What to work on |
Copy every record word for word.

[Records]
<<<<

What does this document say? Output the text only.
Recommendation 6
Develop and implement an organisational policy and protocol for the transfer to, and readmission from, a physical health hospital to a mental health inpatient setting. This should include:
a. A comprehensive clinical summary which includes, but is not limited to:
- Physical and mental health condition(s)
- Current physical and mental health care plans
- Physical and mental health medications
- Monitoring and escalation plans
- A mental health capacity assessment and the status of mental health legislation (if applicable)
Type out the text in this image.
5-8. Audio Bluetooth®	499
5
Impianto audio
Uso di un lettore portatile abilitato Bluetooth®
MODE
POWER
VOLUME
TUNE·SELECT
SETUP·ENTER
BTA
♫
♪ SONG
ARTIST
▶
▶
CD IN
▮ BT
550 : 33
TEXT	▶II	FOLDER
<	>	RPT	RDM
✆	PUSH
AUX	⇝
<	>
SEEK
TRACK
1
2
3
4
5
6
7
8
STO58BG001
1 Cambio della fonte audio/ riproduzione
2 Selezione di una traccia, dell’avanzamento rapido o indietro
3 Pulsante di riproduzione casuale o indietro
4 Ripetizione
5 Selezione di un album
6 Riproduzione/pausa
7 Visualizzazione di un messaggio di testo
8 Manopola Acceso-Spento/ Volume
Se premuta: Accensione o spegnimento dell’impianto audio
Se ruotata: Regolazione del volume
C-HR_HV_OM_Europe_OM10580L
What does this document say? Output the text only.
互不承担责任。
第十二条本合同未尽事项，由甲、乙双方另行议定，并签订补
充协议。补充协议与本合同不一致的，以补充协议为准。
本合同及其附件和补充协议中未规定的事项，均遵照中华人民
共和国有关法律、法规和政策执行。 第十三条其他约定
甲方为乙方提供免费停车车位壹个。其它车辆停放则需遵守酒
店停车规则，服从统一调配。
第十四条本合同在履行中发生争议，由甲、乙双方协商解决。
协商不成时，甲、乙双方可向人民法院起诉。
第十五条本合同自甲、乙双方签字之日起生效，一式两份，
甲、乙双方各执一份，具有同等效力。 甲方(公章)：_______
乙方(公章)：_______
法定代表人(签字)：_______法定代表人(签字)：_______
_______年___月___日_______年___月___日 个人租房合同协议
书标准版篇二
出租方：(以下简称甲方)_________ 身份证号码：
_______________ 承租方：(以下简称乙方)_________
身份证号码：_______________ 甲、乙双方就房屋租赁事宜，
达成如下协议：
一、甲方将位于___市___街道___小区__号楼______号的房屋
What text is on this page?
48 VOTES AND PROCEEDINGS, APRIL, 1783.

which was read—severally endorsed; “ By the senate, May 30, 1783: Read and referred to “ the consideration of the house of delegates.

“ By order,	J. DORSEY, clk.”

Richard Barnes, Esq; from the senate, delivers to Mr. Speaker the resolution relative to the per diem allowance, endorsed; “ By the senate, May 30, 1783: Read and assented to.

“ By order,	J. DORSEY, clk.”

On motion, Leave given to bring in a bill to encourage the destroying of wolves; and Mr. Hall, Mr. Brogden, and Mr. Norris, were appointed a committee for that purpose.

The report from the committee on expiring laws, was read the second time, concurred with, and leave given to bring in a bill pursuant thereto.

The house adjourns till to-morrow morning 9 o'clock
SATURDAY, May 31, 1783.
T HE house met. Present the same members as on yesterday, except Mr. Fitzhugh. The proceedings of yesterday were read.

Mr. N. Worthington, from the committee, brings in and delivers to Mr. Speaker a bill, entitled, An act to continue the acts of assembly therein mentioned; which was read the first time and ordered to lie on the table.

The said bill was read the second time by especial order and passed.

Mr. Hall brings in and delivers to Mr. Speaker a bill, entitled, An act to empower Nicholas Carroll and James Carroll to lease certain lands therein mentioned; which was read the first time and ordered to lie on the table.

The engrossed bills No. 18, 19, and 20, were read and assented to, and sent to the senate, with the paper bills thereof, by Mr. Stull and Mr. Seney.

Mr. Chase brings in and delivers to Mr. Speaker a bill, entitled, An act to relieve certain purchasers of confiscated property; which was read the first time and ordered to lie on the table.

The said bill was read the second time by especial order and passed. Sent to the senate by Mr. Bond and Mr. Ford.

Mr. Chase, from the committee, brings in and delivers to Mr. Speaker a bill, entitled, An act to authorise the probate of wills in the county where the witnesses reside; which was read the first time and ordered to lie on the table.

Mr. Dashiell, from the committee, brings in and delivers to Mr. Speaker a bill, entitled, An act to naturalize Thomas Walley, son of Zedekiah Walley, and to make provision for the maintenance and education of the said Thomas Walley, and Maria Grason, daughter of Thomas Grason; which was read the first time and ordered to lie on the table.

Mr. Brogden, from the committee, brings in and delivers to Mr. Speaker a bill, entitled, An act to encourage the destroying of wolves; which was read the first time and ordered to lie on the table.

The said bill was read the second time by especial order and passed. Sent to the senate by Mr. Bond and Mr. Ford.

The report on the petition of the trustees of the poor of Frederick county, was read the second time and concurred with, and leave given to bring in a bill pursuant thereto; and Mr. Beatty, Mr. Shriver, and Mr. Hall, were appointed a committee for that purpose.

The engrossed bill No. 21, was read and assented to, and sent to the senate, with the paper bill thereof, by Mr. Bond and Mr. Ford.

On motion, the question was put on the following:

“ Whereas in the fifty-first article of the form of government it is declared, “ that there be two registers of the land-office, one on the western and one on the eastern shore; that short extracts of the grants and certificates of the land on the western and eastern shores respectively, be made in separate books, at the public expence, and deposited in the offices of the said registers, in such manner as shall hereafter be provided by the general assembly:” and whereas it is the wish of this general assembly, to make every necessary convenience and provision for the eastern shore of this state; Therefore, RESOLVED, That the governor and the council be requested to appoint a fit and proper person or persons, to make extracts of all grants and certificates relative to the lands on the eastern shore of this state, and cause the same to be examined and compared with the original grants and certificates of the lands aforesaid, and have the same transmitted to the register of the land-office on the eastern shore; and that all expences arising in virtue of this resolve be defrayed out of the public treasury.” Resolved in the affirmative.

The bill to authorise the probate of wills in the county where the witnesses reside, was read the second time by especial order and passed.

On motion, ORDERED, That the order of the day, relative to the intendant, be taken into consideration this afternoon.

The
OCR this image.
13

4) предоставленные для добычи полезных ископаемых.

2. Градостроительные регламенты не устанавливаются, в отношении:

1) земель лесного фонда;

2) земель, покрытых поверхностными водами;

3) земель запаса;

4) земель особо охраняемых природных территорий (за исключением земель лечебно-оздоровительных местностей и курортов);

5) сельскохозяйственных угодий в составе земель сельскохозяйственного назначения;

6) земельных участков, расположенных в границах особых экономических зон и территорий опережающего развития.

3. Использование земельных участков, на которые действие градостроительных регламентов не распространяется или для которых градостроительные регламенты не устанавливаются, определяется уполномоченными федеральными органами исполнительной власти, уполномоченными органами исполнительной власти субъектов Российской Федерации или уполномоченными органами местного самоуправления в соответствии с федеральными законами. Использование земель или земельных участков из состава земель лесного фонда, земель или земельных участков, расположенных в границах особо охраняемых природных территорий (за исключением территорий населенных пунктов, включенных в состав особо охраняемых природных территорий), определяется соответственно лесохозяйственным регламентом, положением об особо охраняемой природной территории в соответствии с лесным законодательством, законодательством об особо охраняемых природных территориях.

>>>>

Finished answer |
What does this document say? Output the text only.
Recommendation 6
Develop and implement an organisational policy and protocol for the transfer to, and readmission from, a physical health hospital to a mental health inpatient setting. This should include:
a. A comprehensive clinical summary which includes, but is not limited to:
- Physical and mental health condition(s)
- Current physical and mental health care plans
- Physical and mental health medications
- Monitoring and escalation plans
- A mental health capacity assessment and the status of mental health legislation (if applicable)
Type out the text in this image.
5-8. Audio Bluetooth®	499
5
Impianto audio
Uso di un lettore portatile abilitato Bluetooth®
MODE
POWER
VOLUME
TUNE·SELECT
SETUP·ENTER
BTA
♫
♪ SONG
ARTIST
▶
▶
CD IN
▮ BT
550 : 33
TEXT	▶II	FOLDER
<	>	RPT	RDM
✆	PUSH
AUX	⇝
<	>
SEEK
TRACK
1
2
3
4
5
6
7
8
STO58BG001
1 Cambio della fonte audio/ riproduzione
2 Selezione di una traccia, dell’avanzamento rapido o indietro
3 Pulsante di riproduzione casuale o indietro
4 Ripetizione
5 Selezione di un album
6 Riproduzione/pausa
7 Visualizzazione di un messaggio di testo
8 Manopola Acceso-Spento/ Volume
Se premuta: Accensione o spegnimento dell’impianto audio
Se ruotata: Regolazione del volume
C-HR_HV_OM_Europe_OM10580L
What does this document say? Output the text only.
互不承担责任。
第十二条本合同未尽事项，由甲、乙双方另行议定，并签订补
充协议。补充协议与本合同不一致的，以补充协议为准。
本合同及其附件和补充协议中未规定的事项，均遵照中华人民
共和国有关法律、法规和政策执行。 第十三条其他约定
甲方为乙方提供免费停车车位壹个。其它车辆停放则需遵守酒
店停车规则，服从统一调配。
第十四条本合同在履行中发生争议，由甲、乙双方协商解决。
协商不成时，甲、乙双方可向人民法院起诉。
第十五条本合同自甲、乙双方签字之日起生效，一式两份，
甲、乙双方各执一份，具有同等效力。 甲方(公章)：_______
乙方(公章)：_______
法定代表人(签字)：_______法定代表人(签字)：_______
_______年___月___日_______年___月___日 个人租房合同协议
书标准版篇二
出租方：(以下简称甲方)_________ 身份证号码：
_______________ 承租方：(以下简称乙方)_________
身份证号码：_______________ 甲、乙双方就房屋租赁事宜，
达成如下协议：
一、甲方将位于___市___街道___小区__号楼______号的房屋
What text is on this page?
48 VOTES AND PROCEEDINGS, APRIL, 1783.

which was read—severally endorsed; “ By the senate, May 30, 1783: Read and referred to “ the consideration of the house of delegates.

“ By order,	J. DORSEY, clk.”

Richard Barnes, Esq; from the senate, delivers to Mr. Speaker the resolution relative to the per diem allowance, endorsed; “ By the senate, May 30, 1783: Read and assented to.

“ By order,	J. DORSEY, clk.”

On motion, Leave given to bring in a bill to encourage the destroying of wolves; and Mr. Hall, Mr. Brogden, and Mr. Norris, were appointed a committee for that purpose.

The report from the committee on expiring laws, was read the second time, concurred with, and leave given to bring in a bill pursuant thereto.

The house adjourns till to-morrow morning 9 o'clock
SATURDAY, May 31, 1783.
T HE house met. Present the same members as on yesterday, except Mr. Fitzhugh. The proceedings of yesterday were read.

Mr. N. Worthington, from the committee, brings in and delivers to Mr. Speaker a bill, entitled, An act to continue the acts of assembly therein mentioned; which was read the first time and ordered to lie on the table.

The said bill was read the second time by especial order and passed.

Mr. Hall brings in and delivers to Mr. Speaker a bill, entitled, An act to empower Nicholas Carroll and James Carroll to lease certain lands therein mentioned; which was read the first time and ordered to lie on the table.

The engrossed bills No. 18, 19, and 20, were read and assented to, and sent to the senate, with the paper bills thereof, by Mr. Stull and Mr. Seney.

Mr. Chase brings in and delivers to Mr. Speaker a bill, entitled, An act to relieve certain purchasers of confiscated property; which was read the first time and ordered to lie on the table.

The said bill was read the second time by especial order and passed. Sent to the senate by Mr. Bond and Mr. Ford.

Mr. Chase, from the committee, brings in and delivers to Mr. Speaker a bill, entitled, An act to authorise the probate of wills in the county where the witnesses reside; which was read the first time and ordered to lie on the table.

Mr. Dashiell, from the committee, brings in and delivers to Mr. Speaker a bill, entitled, An act to naturalize Thomas Walley, son of Zedekiah Walley, and to make provision for the maintenance and education of the said Thomas Walley, and Maria Grason, daughter of Thomas Grason; which was read the first time and ordered to lie on the table.

Mr. Brogden, from the committee, brings in and delivers to Mr. Speaker a bill, entitled, An act to encourage the destroying of wolves; which was read the first time and ordered to lie on the table.

The said bill was read the second time by especial order and passed. Sent to the senate by Mr. Bond and Mr. Ford.

The report on the petition of the trustees of the poor of Frederick county, was read the second time and concurred with, and leave given to bring in a bill pursuant thereto; and Mr. Beatty, Mr. Shriver, and Mr. Hall, were appointed a committee for that purpose.

The engrossed bill No. 21, was read and assented to, and sent to the senate, with the paper bill thereof, by Mr. Bond and Mr. Ford.

On motion, the question was put on the following:

“ Whereas in the fifty-first article of the form of government it is declared, “ that there be two registers of the land-office, one on the western and one on the eastern shore; that short extracts of the grants and certificates of the land on the western and eastern shores respectively, be made in separate books, at the public expence, and deposited in the offices of the said registers, in such manner as shall hereafter be provided by the general assembly:” and whereas it is the wish of this general assembly, to make every necessary convenience and provision for the eastern shore of this state; Therefore, RESOLVED, That the governor and the council be requested to appoint a fit and proper person or persons, to make extracts of all grants and certificates relative to the lands on the eastern shore of this state, and cause the same to be examined and compared with the original grants and certificates of the lands aforesaid, and have the same transmitted to the register of the land-office on the eastern shore; and that all expences arising in virtue of this resolve be defrayed out of the public treasury.” Resolved in the affirmative.

The bill to authorise the probate of wills in the county where the witnesses reside, was read the second time by especial order and passed.

On motion, ORDERED, That the order of the day, relative to the intendant, be taken into consideration this afternoon.

The
OCR this image.
13

4) предоставленные для добычи полезных ископаемых.

2. Градостроительные регламенты не устанавливаются, в отношении:

1) земель лесного фонда;

2) земель, покрытых поверхностными водами;

3) земель запаса;

4) земель особо охраняемых природных территорий (за исключением земель лечебно-оздоровительных местностей и курортов);

5) сельскохозяйственных угодий в составе земель сельскохозяйственного назначения;

6) земельных участков, расположенных в границах особых экономических зон и территорий опережающего развития.

3. Использование земельных участков, на которые действие градостроительных регламентов не распространяется или для которых градостроительные регламенты не устанавливаются, определяется уполномоченными федеральными органами исполнительной власти, уполномоченными органами исполнительной власти субъектов Российской Федерации или уполномоченными органами местного самоуправления в соответствии с федеральными законами. Использование земель или земельных участков из состава земель лесного фонда, земель или земельных участков, расположенных в границах особо охраняемых природных территорий (за исключением территорий населенных пунктов, включенных в состав особо охраняемых природных территорий), определяется соответственно лесохозяйственным регламентом, положением об особо охраняемой природной территории в соответствии с лесным законодательством, законодательством об особо охраняемых природных территориях.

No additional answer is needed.